▶ _EXERCISE REQUIREMENTS_
Represent every line of the records as a JSON list of strings, with one string per line and blank lines omitted.

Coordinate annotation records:
— Begin —

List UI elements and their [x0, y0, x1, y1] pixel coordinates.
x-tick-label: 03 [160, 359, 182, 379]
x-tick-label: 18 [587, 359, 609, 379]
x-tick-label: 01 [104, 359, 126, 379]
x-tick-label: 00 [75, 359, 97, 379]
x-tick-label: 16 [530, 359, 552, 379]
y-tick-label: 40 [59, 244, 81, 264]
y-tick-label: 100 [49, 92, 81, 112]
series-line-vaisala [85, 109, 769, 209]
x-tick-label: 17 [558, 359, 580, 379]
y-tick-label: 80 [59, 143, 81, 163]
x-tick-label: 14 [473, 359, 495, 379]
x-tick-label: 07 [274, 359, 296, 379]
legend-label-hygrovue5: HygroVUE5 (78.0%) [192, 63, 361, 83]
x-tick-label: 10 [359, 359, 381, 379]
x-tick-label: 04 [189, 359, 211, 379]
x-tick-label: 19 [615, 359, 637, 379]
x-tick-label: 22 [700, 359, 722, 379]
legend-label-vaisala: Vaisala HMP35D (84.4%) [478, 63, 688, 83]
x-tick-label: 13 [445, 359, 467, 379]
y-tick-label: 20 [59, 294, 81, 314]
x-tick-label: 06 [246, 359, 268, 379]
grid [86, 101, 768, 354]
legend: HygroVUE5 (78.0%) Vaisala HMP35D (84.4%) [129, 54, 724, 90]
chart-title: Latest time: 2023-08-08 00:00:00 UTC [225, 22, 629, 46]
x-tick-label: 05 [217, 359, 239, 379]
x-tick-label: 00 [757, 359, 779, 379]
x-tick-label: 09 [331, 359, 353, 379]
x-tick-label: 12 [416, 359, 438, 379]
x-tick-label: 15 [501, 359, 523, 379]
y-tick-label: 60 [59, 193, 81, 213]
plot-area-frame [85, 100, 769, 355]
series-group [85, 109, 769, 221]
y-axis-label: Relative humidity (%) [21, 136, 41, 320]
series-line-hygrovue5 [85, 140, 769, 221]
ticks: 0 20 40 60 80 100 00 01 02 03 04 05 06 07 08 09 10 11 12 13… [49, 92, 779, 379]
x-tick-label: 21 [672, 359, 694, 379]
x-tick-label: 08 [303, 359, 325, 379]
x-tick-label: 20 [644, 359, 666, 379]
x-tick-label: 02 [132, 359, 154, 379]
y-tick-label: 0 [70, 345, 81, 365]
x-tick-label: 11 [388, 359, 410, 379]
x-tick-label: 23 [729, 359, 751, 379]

— End —

▶ _RESPONSE TO THIS TASK_
[
  "List UI elements and their [x0, y0, x1, y1] pixel coordinates.",
  "x-tick-label: 03 [160, 359, 182, 379]",
  "x-tick-label: 18 [587, 359, 609, 379]",
  "x-tick-label: 01 [104, 359, 126, 379]",
  "x-tick-label: 00 [75, 359, 97, 379]",
  "x-tick-label: 16 [530, 359, 552, 379]",
  "y-tick-label: 40 [59, 244, 81, 264]",
  "y-tick-label: 100 [49, 92, 81, 112]",
  "series-line-vaisala [85, 109, 769, 209]",
  "x-tick-label: 17 [558, 359, 580, 379]",
  "y-tick-label: 80 [59, 143, 81, 163]",
  "x-tick-label: 14 [473, 359, 495, 379]",
  "x-tick-label: 07 [274, 359, 296, 379]",
  "legend-label-hygrovue5: HygroVUE5 (78.0%) [192, 63, 361, 83]",
  "x-tick-label: 10 [359, 359, 381, 379]",
  "x-tick-label: 04 [189, 359, 211, 379]",
  "x-tick-label: 19 [615, 359, 637, 379]",
  "x-tick-label: 22 [700, 359, 722, 379]",
  "legend-label-vaisala: Vaisala HMP35D (84.4%) [478, 63, 688, 83]",
  "x-tick-label: 13 [445, 359, 467, 379]",
  "y-tick-label: 20 [59, 294, 81, 314]",
  "x-tick-label: 06 [246, 359, 268, 379]",
  "grid [86, 101, 768, 354]",
  "legend: HygroVUE5 (78.0%) Vaisala HMP35D (84.4%) [129, 54, 724, 90]",
  "chart-title: Latest time: 2023-08-08 00:00:00 UTC [225, 22, 629, 46]",
  "x-tick-label: 05 [217, 359, 239, 379]",
  "x-tick-label: 00 [757, 359, 779, 379]",
  "x-tick-label: 09 [331, 359, 353, 379]",
  "x-tick-label: 12 [416, 359, 438, 379]",
  "x-tick-label: 15 [501, 359, 523, 379]",
  "y-tick-label: 60 [59, 193, 81, 213]",
  "plot-area-frame [85, 100, 769, 355]",
  "series-group [85, 109, 769, 221]",
  "y-axis-label: Relative humidity (%) [21, 136, 41, 320]",
  "series-line-hygrovue5 [85, 140, 769, 221]",
  "ticks: 0 20 40 60 80 100 00 01 02 03 04 05 06 07 08 09 10 11 12 13… [49, 92, 779, 379]",
  "x-tick-label: 21 [672, 359, 694, 379]",
  "x-tick-label: 08 [303, 359, 325, 379]",
  "x-tick-label: 20 [644, 359, 666, 379]",
  "x-tick-label: 02 [132, 359, 154, 379]",
  "y-tick-label: 0 [70, 345, 81, 365]",
  "x-tick-label: 11 [388, 359, 410, 379]",
  "x-tick-label: 23 [729, 359, 751, 379]"
]